▶ _What needs to be done_
Repeat the records word for word, excluding any picture.
== Data provided
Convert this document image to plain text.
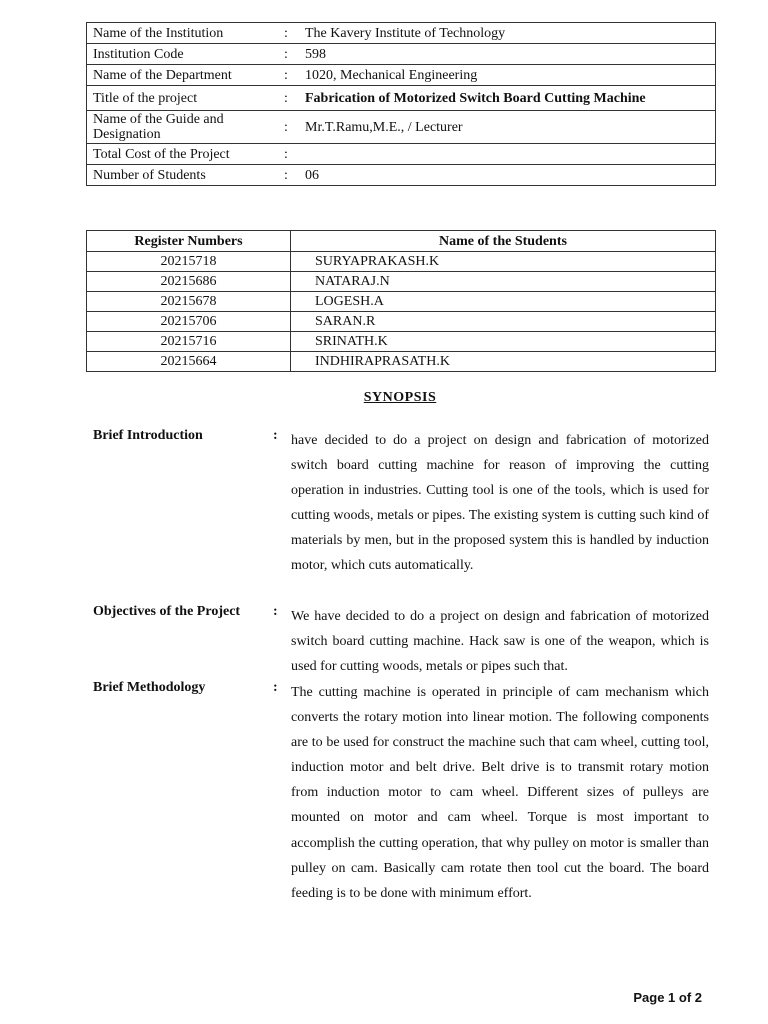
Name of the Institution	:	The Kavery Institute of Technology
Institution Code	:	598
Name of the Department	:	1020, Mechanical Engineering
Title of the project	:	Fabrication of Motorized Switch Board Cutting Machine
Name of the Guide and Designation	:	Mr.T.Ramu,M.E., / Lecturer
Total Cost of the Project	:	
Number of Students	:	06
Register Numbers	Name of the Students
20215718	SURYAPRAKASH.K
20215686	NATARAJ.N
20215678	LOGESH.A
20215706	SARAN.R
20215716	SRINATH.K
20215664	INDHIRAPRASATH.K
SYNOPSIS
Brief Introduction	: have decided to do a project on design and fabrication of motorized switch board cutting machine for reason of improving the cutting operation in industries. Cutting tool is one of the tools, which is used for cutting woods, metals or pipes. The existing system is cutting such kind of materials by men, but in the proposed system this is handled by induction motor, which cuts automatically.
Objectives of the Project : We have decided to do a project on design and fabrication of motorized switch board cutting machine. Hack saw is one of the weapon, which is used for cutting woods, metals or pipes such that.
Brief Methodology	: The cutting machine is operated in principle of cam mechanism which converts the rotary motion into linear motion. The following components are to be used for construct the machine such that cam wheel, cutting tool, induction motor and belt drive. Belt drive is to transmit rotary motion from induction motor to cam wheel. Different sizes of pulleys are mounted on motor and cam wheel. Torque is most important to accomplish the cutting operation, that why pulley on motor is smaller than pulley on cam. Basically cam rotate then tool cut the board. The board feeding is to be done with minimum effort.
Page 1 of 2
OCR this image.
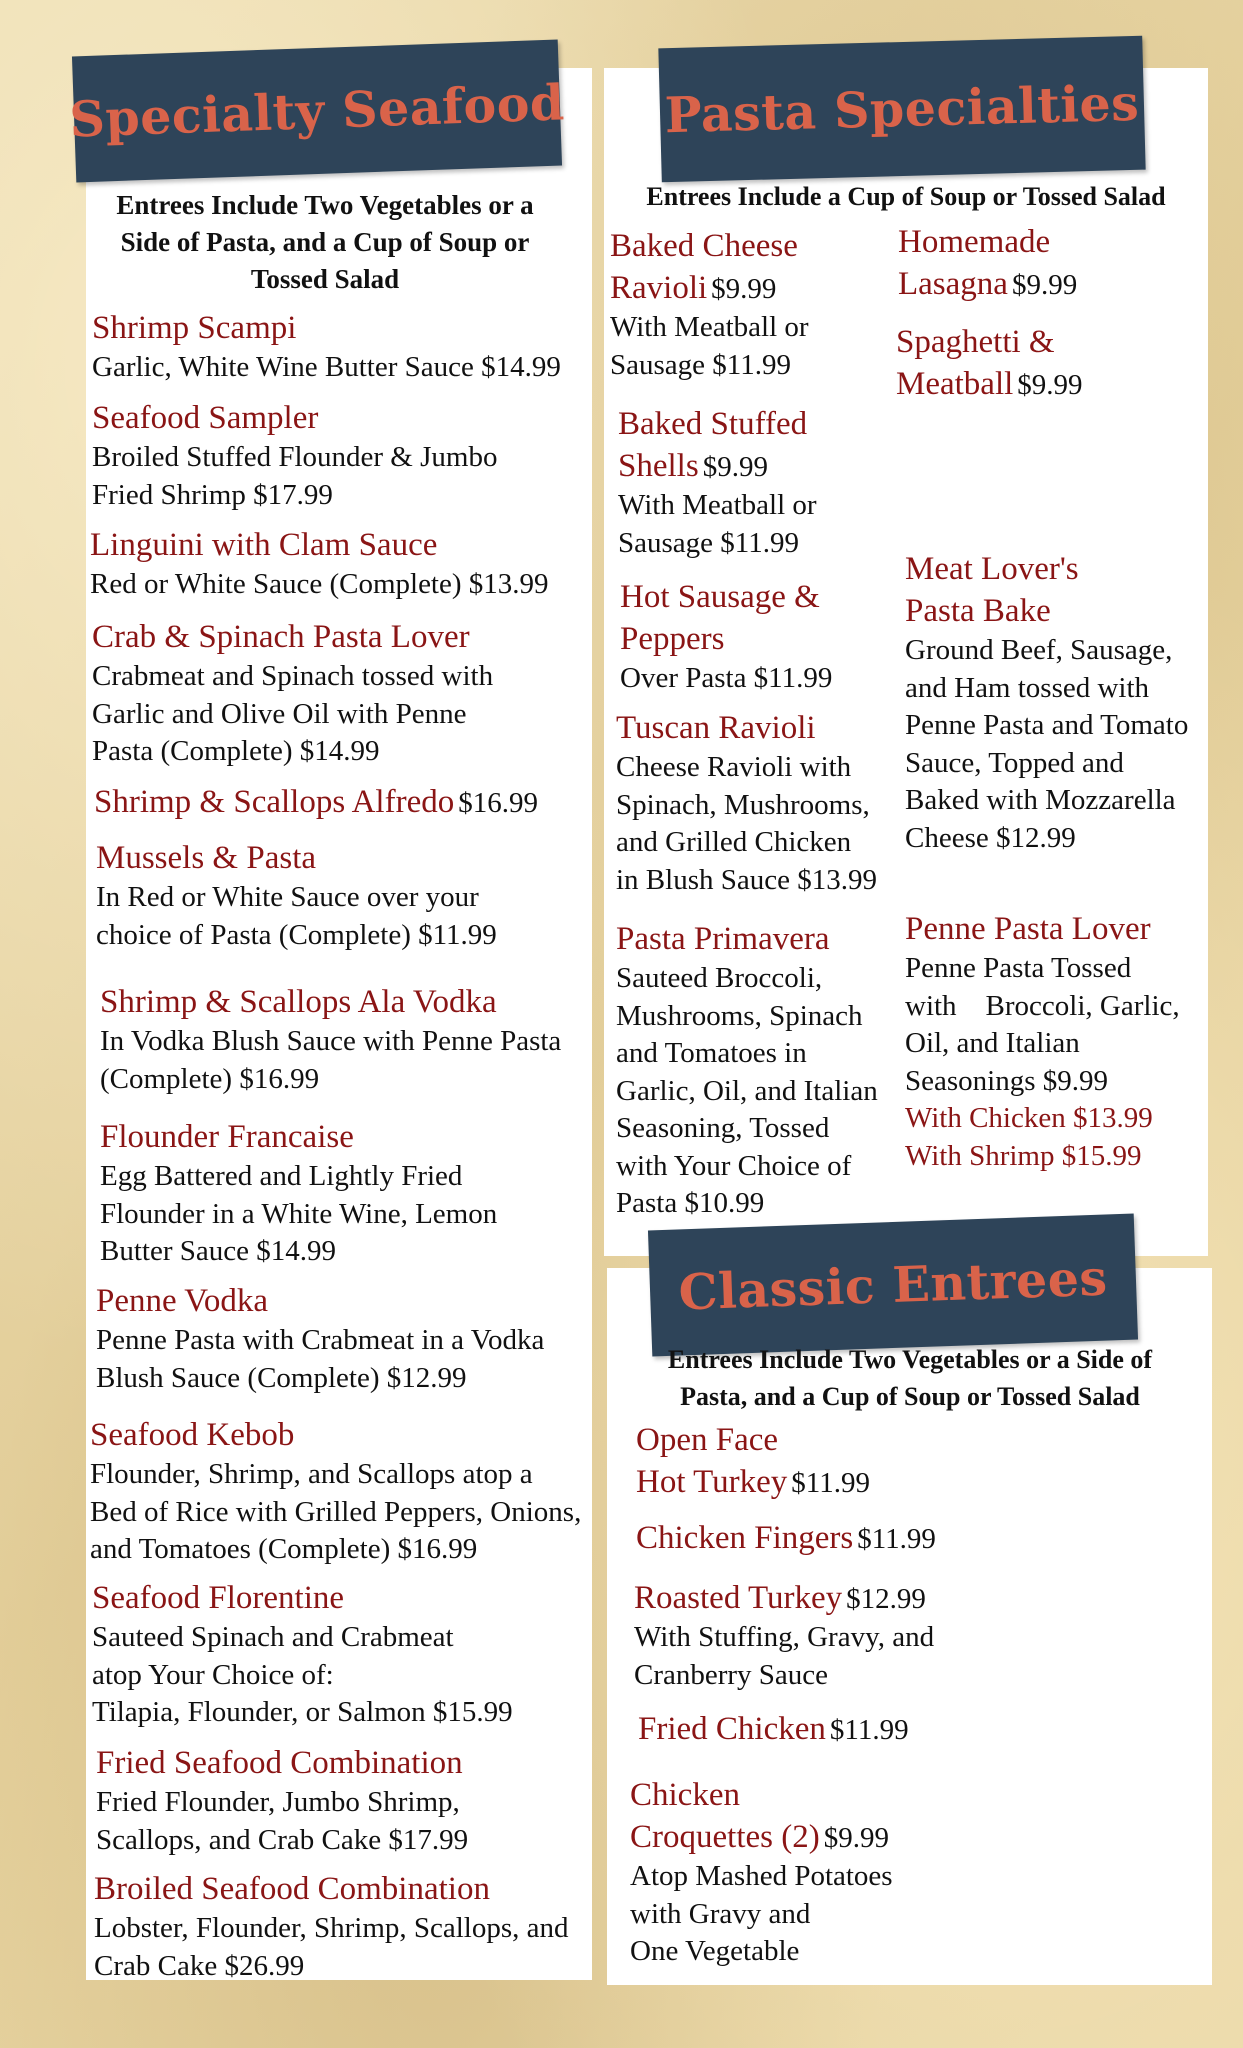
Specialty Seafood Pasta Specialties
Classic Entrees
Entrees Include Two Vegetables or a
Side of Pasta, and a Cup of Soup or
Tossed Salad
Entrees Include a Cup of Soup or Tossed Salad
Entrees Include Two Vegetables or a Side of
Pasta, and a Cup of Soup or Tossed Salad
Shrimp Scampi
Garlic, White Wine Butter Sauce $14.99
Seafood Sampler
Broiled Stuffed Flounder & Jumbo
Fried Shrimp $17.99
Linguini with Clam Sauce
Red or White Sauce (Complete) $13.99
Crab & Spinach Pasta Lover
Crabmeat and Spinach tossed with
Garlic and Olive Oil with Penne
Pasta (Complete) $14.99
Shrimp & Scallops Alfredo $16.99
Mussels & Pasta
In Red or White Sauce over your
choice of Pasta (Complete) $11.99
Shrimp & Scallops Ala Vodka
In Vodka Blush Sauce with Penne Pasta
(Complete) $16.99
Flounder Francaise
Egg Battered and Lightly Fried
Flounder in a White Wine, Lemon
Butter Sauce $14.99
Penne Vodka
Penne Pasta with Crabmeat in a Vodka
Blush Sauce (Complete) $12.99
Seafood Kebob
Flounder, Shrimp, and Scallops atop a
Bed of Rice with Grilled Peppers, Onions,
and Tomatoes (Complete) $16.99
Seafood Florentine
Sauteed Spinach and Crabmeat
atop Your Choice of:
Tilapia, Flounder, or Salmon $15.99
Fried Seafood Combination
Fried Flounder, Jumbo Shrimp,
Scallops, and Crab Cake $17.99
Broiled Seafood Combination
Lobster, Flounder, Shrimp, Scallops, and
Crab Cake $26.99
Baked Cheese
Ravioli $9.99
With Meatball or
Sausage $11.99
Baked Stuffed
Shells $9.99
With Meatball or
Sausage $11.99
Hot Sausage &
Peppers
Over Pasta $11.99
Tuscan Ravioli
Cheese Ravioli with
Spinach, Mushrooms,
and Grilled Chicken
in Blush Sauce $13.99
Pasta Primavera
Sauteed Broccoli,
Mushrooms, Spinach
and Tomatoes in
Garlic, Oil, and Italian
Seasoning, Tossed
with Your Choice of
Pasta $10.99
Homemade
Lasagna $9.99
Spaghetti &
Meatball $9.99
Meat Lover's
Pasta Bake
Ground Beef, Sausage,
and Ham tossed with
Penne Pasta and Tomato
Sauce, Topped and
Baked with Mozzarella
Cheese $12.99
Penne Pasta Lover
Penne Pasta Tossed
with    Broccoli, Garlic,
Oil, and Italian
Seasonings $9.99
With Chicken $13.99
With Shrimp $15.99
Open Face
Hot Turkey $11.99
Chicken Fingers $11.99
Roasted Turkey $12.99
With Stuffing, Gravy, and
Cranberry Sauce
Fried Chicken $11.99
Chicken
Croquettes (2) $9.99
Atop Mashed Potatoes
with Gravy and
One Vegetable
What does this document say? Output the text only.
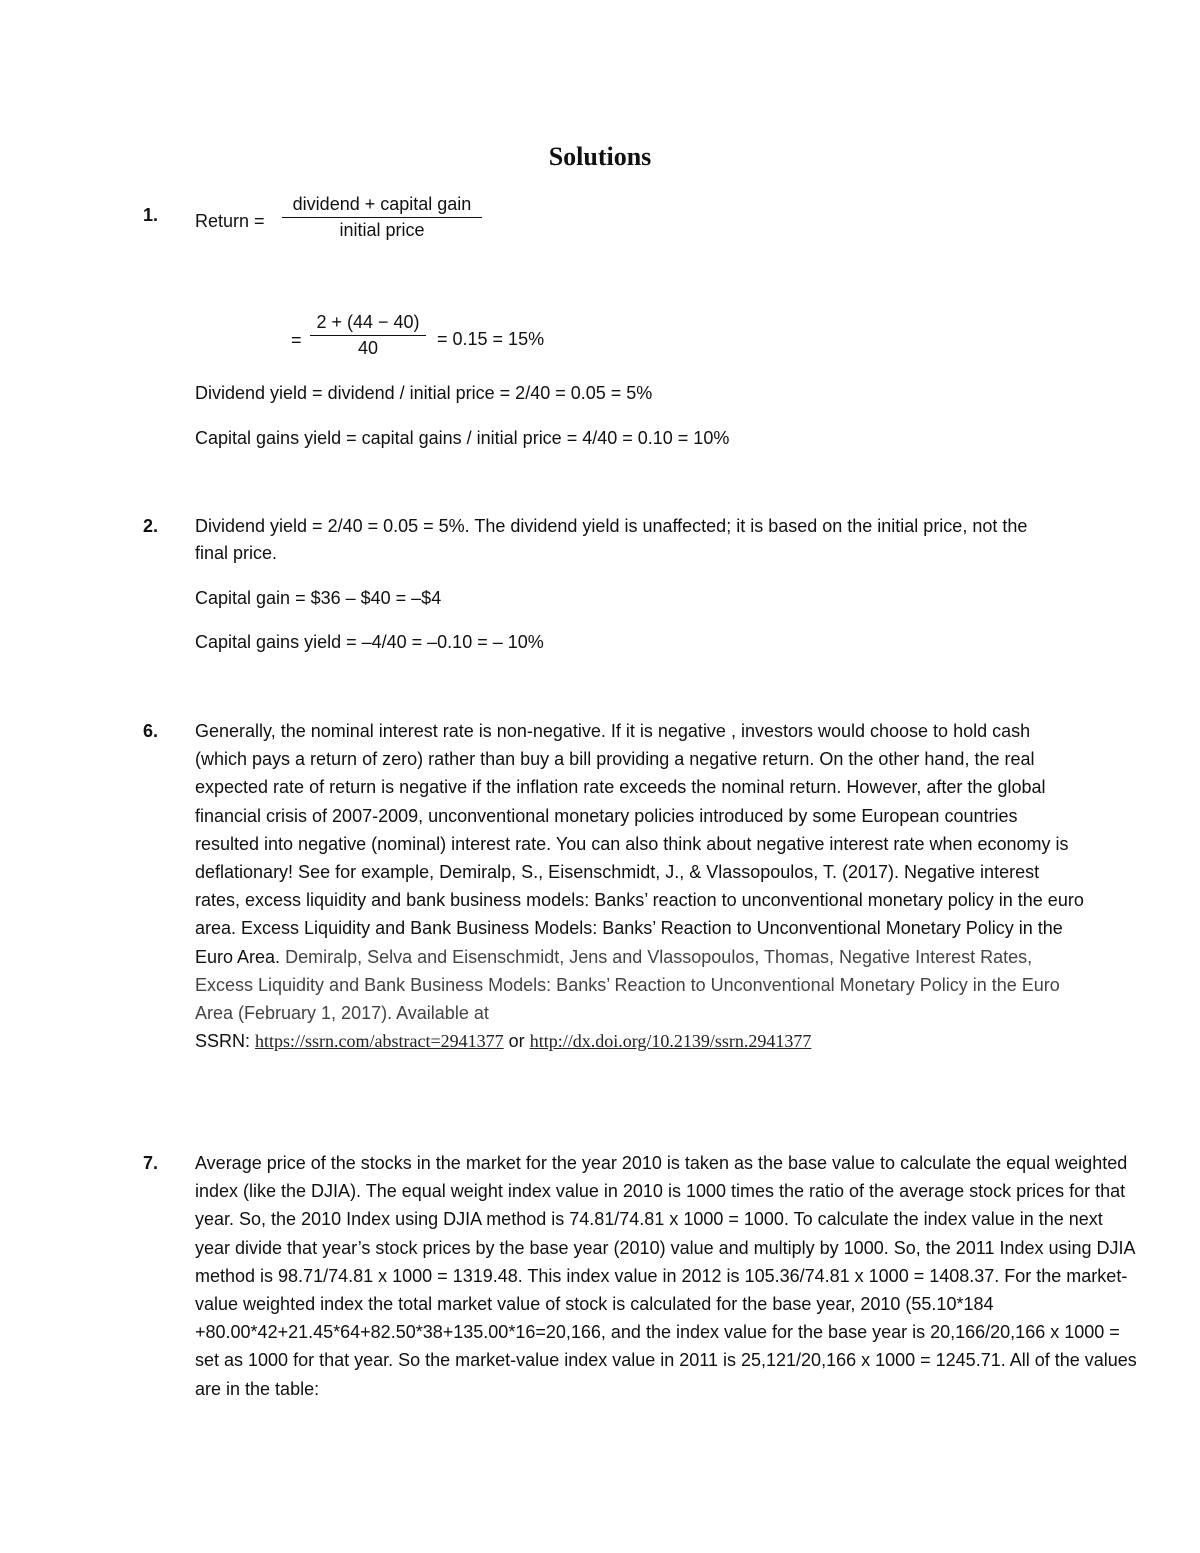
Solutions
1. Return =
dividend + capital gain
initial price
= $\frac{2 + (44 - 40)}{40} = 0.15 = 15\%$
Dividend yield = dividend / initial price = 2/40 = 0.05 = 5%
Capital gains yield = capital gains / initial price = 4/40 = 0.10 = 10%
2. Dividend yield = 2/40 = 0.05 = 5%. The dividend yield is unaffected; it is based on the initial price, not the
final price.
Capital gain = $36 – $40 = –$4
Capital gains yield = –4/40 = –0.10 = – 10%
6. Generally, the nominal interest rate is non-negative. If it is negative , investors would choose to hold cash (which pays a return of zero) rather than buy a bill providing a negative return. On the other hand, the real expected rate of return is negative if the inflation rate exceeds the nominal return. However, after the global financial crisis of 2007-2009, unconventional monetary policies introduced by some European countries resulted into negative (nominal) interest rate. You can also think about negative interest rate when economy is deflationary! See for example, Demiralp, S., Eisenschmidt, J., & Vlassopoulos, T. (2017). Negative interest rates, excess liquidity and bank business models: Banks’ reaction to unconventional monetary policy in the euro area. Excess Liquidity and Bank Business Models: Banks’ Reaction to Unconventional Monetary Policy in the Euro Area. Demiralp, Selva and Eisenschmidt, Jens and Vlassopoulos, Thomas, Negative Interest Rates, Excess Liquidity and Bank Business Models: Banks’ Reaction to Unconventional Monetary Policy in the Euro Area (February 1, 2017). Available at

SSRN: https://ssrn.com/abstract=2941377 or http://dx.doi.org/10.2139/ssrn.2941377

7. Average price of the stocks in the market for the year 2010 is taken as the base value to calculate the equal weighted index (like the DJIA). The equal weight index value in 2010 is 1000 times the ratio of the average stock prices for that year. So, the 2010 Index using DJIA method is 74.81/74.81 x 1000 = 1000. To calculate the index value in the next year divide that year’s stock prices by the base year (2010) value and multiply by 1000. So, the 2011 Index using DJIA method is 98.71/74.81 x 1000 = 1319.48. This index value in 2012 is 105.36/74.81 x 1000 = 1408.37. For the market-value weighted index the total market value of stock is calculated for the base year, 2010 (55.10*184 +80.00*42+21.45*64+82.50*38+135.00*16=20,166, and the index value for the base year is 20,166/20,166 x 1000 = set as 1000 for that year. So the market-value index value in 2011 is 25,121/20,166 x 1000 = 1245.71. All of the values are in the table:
====
▶ _Result_
Convert this document image to plain text.
Name of the Institution	:	The Kavery Institute of Technology
Institution Code	:	598
Name of the Department	:	1020, Mechanical Engineering
Title of the project	:	Fabrication of Motorized Switch Board Cutting Machine
Name of the Guide and Designation	:	Mr.T.Ramu,M.E., / Lecturer
Total Cost of the Project	:	
Number of Students	:	06
Register Numbers	Name of the Students
20215718	SURYAPRAKASH.K
20215686	NATARAJ.N
20215678	LOGESH.A
20215706	SARAN.R
20215716	SRINATH.K
20215664	INDHIRAPRASATH.K
SYNOPSIS
Brief Introduction	: have decided to do a project on design and fabrication of motorized switch board cutting machine for reason of improving the cutting operation in industries. Cutting tool is one of the tools, which is used for cutting woods, metals or pipes. The existing system is cutting such kind of materials by men, but in the proposed system this is handled by induction motor, which cuts automatically.
Objectives of the Project : We have decided to do a project on design and fabrication of motorized switch board cutting machine. Hack saw is one of the weapon, which is used for cutting woods, metals or pipes such that.
Brief Methodology	: The cutting machine is operated in principle of cam mechanism which converts the rotary motion into linear motion. The following components are to be used for construct the machine such that cam wheel, cutting tool, induction motor and belt drive. Belt drive is to transmit rotary motion from induction motor to cam wheel. Different sizes of pulleys are mounted on motor and cam wheel. Torque is most important to accomplish the cutting operation, that why pulley on motor is smaller than pulley on cam. Basically cam rotate then tool cut the board. The board feeding is to be done with minimum effort.
Page 1 of 2
OCR this image.
Specialty Seafood Pasta Specialties
Classic Entrees
Entrees Include Two Vegetables or a
Side of Pasta, and a Cup of Soup or
Tossed Salad
Entrees Include a Cup of Soup or Tossed Salad
Entrees Include Two Vegetables or a Side of
Pasta, and a Cup of Soup or Tossed Salad
Shrimp Scampi
Garlic, White Wine Butter Sauce $14.99
Seafood Sampler
Broiled Stuffed Flounder & Jumbo
Fried Shrimp $17.99
Linguini with Clam Sauce
Red or White Sauce (Complete) $13.99
Crab & Spinach Pasta Lover
Crabmeat and Spinach tossed with
Garlic and Olive Oil with Penne
Pasta (Complete) $14.99
Shrimp & Scallops Alfredo $16.99
Mussels & Pasta
In Red or White Sauce over your
choice of Pasta (Complete) $11.99
Shrimp & Scallops Ala Vodka
In Vodka Blush Sauce with Penne Pasta
(Complete) $16.99
Flounder Francaise
Egg Battered and Lightly Fried
Flounder in a White Wine, Lemon
Butter Sauce $14.99
Penne Vodka
Penne Pasta with Crabmeat in a Vodka
Blush Sauce (Complete) $12.99
Seafood Kebob
Flounder, Shrimp, and Scallops atop a
Bed of Rice with Grilled Peppers, Onions,
and Tomatoes (Complete) $16.99
Seafood Florentine
Sauteed Spinach and Crabmeat
atop Your Choice of:
Tilapia, Flounder, or Salmon $15.99
Fried Seafood Combination
Fried Flounder, Jumbo Shrimp,
Scallops, and Crab Cake $17.99
Broiled Seafood Combination
Lobster, Flounder, Shrimp, Scallops, and
Crab Cake $26.99
Baked Cheese
Ravioli $9.99
With Meatball or
Sausage $11.99
Baked Stuffed
Shells $9.99
With Meatball or
Sausage $11.99
Hot Sausage &
Peppers
Over Pasta $11.99
Tuscan Ravioli
Cheese Ravioli with
Spinach, Mushrooms,
and Grilled Chicken
in Blush Sauce $13.99
Pasta Primavera
Sauteed Broccoli,
Mushrooms, Spinach
and Tomatoes in
Garlic, Oil, and Italian
Seasoning, Tossed
with Your Choice of
Pasta $10.99
Homemade
Lasagna $9.99
Spaghetti &
Meatball $9.99
Meat Lover's
Pasta Bake
Ground Beef, Sausage,
and Ham tossed with
Penne Pasta and Tomato
Sauce, Topped and
Baked with Mozzarella
Cheese $12.99
Penne Pasta Lover
Penne Pasta Tossed
with    Broccoli, Garlic,
Oil, and Italian
Seasonings $9.99
With Chicken $13.99
With Shrimp $15.99
Open Face
Hot Turkey $11.99
Chicken Fingers $11.99
Roasted Turkey $12.99
With Stuffing, Gravy, and
Cranberry Sauce
Fried Chicken $11.99
Chicken
Croquettes (2) $9.99
Atop Mashed Potatoes
with Gravy and
One Vegetable
What does this document say? Output the text only.
Solutions
1. Return =
dividend + capital gain
initial price
= $\frac{2 + (44 - 40)}{40} = 0.15 = 15\%$
Dividend yield = dividend / initial price = 2/40 = 0.05 = 5%
Capital gains yield = capital gains / initial price = 4/40 = 0.10 = 10%
2. Dividend yield = 2/40 = 0.05 = 5%. The dividend yield is unaffected; it is based on the initial price, not the
final price.
Capital gain = $36 – $40 = –$4
Capital gains yield = –4/40 = –0.10 = – 10%
6. Generally, the nominal interest rate is non-negative. If it is negative , investors would choose to hold cash (which pays a return of zero) rather than buy a bill providing a negative return. On the other hand, the real expected rate of return is negative if the inflation rate exceeds the nominal return. However, after the global financial crisis of 2007-2009, unconventional monetary policies introduced by some European countries resulted into negative (nominal) interest rate. You can also think about negative interest rate when economy is deflationary! See for example, Demiralp, S., Eisenschmidt, J., & Vlassopoulos, T. (2017). Negative interest rates, excess liquidity and bank business models: Banks’ reaction to unconventional monetary policy in the euro area. Excess Liquidity and Bank Business Models: Banks’ Reaction to Unconventional Monetary Policy in the Euro Area. Demiralp, Selva and Eisenschmidt, Jens and Vlassopoulos, Thomas, Negative Interest Rates, Excess Liquidity and Bank Business Models: Banks’ Reaction to Unconventional Monetary Policy in the Euro Area (February 1, 2017). Available at

SSRN: https://ssrn.com/abstract=2941377 or http://dx.doi.org/10.2139/ssrn.2941377

7. Average price of the stocks in the market for the year 2010 is taken as the base value to calculate the equal weighted index (like the DJIA). The equal weight index value in 2010 is 1000 times the ratio of the average stock prices for that year. So, the 2010 Index using DJIA method is 74.81/74.81 x 1000 = 1000. To calculate the index value in the next year divide that year’s stock prices by the base year (2010) value and multiply by 1000. So, the 2011 Index using DJIA method is 98.71/74.81 x 1000 = 1319.48. This index value in 2012 is 105.36/74.81 x 1000 = 1408.37. For the market-value weighted index the total market value of stock is calculated for the base year, 2010 (55.10*184 +80.00*42+21.45*64+82.50*38+135.00*16=20,166, and the index value for the base year is 20,166/20,166 x 1000 = set as 1000 for that year. So the market-value index value in 2011 is 25,121/20,166 x 1000 = 1245.71. All of the values are in the table:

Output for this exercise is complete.